Objective:
Reproduce each line exactly, including spacing and punctuation.

Supplied data:
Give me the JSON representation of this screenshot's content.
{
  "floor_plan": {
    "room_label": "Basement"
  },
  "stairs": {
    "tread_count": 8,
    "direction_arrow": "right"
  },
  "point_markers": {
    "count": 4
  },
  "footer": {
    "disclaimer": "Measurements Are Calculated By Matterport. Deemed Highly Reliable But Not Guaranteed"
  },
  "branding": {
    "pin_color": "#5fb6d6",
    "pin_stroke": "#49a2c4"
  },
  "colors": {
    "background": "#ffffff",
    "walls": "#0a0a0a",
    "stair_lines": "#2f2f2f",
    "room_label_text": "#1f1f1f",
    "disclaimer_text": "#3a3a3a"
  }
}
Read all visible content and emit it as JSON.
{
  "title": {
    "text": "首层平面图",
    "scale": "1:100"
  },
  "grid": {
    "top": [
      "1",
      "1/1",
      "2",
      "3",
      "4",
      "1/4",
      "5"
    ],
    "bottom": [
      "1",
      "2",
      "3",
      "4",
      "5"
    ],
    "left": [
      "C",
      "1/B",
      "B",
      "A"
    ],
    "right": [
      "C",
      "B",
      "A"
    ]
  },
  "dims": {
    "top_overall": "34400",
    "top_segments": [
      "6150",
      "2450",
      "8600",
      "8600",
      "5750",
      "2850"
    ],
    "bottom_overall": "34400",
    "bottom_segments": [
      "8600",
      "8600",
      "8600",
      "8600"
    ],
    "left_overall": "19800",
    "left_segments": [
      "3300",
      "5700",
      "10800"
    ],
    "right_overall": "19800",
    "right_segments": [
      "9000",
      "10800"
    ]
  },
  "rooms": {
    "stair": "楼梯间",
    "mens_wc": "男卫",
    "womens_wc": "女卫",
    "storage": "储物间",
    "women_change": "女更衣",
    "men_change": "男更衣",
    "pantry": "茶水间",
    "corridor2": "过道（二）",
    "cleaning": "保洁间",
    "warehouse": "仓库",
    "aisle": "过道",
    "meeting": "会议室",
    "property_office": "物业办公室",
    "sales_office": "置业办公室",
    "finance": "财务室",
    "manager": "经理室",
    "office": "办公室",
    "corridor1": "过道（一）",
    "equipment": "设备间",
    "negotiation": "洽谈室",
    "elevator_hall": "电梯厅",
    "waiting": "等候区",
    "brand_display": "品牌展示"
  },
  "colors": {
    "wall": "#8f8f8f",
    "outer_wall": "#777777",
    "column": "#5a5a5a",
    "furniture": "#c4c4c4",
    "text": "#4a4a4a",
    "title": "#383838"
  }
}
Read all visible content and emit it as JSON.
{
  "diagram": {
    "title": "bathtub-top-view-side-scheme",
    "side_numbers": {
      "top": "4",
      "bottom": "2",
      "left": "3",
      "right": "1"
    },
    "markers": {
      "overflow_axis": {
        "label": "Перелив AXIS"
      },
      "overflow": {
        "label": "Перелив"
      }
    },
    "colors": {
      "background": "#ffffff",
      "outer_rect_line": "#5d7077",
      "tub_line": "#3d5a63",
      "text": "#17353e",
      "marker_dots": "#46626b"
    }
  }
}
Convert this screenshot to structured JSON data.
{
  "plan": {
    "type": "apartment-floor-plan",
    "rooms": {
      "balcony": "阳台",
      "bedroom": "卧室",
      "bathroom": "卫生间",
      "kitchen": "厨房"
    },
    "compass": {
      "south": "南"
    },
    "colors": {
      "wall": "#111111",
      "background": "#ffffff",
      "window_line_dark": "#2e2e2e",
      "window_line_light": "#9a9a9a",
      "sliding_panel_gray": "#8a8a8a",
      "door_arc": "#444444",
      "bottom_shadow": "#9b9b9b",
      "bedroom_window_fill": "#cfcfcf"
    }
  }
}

Response to this task:
Give me the JSON representation of this screenshot's content.
{
  "floor_plan": {
    "room_label": "Basement"
  },
  "stairs": {
    "tread_count": 8,
    "direction_arrow": "right"
  },
  "point_markers": {
    "count": 4
  },
  "footer": {
    "disclaimer": "Measurements Are Calculated By Matterport. Deemed Highly Reliable But Not Guaranteed"
  },
  "branding": {
    "pin_color": "#5fb6d6",
    "pin_stroke": "#49a2c4"
  },
  "colors": {
    "background": "#ffffff",
    "walls": "#0a0a0a",
    "stair_lines": "#2f2f2f",
    "room_label_text": "#1f1f1f",
    "disclaimer_text": "#3a3a3a"
  }
}
Read all visible content and emit it as JSON.
{
  "title": {
    "text": "首层平面图",
    "scale": "1:100"
  },
  "grid": {
    "top": [
      "1",
      "1/1",
      "2",
      "3",
      "4",
      "1/4",
      "5"
    ],
    "bottom": [
      "1",
      "2",
      "3",
      "4",
      "5"
    ],
    "left": [
      "C",
      "1/B",
      "B",
      "A"
    ],
    "right": [
      "C",
      "B",
      "A"
    ]
  },
  "dims": {
    "top_overall": "34400",
    "top_segments": [
      "6150",
      "2450",
      "8600",
      "8600",
      "5750",
      "2850"
    ],
    "bottom_overall": "34400",
    "bottom_segments": [
      "8600",
      "8600",
      "8600",
      "8600"
    ],
    "left_overall": "19800",
    "left_segments": [
      "3300",
      "5700",
      "10800"
    ],
    "right_overall": "19800",
    "right_segments": [
      "9000",
      "10800"
    ]
  },
  "rooms": {
    "stair": "楼梯间",
    "mens_wc": "男卫",
    "womens_wc": "女卫",
    "storage": "储物间",
    "women_change": "女更衣",
    "men_change": "男更衣",
    "pantry": "茶水间",
    "corridor2": "过道（二）",
    "cleaning": "保洁间",
    "warehouse": "仓库",
    "aisle": "过道",
    "meeting": "会议室",
    "property_office": "物业办公室",
    "sales_office": "置业办公室",
    "finance": "财务室",
    "manager": "经理室",
    "office": "办公室",
    "corridor1": "过道（一）",
    "equipment": "设备间",
    "negotiation": "洽谈室",
    "elevator_hall": "电梯厅",
    "waiting": "等候区",
    "brand_display": "品牌展示"
  },
  "colors": {
    "wall": "#8f8f8f",
    "outer_wall": "#777777",
    "column": "#5a5a5a",
    "furniture": "#c4c4c4",
    "text": "#4a4a4a",
    "title": "#383838"
  }
}
Read all visible content and emit it as JSON.
{
  "diagram": {
    "title": "bathtub-top-view-side-scheme",
    "side_numbers": {
      "top": "4",
      "bottom": "2",
      "left": "3",
      "right": "1"
    },
    "markers": {
      "overflow_axis": {
        "label": "Перелив AXIS"
      },
      "overflow": {
        "label": "Перелив"
      }
    },
    "colors": {
      "background": "#ffffff",
      "outer_rect_line": "#5d7077",
      "tub_line": "#3d5a63",
      "text": "#17353e",
      "marker_dots": "#46626b"
    }
  }
}
Convert this screenshot to structured JSON data.
{
  "plan": {
    "type": "apartment-floor-plan",
    "rooms": {
      "balcony": "阳台",
      "bedroom": "卧室",
      "bathroom": "卫生间",
      "kitchen": "厨房"
    },
    "compass": {
      "south": "南"
    },
    "colors": {
      "wall": "#111111",
      "background": "#ffffff",
      "window_line_dark": "#2e2e2e",
      "window_line_light": "#9a9a9a",
      "sliding_panel_gray": "#8a8a8a",
      "door_arc": "#444444",
      "bottom_shadow": "#9b9b9b",
      "bedroom_window_fill": "#cfcfcf"
    }
  }
}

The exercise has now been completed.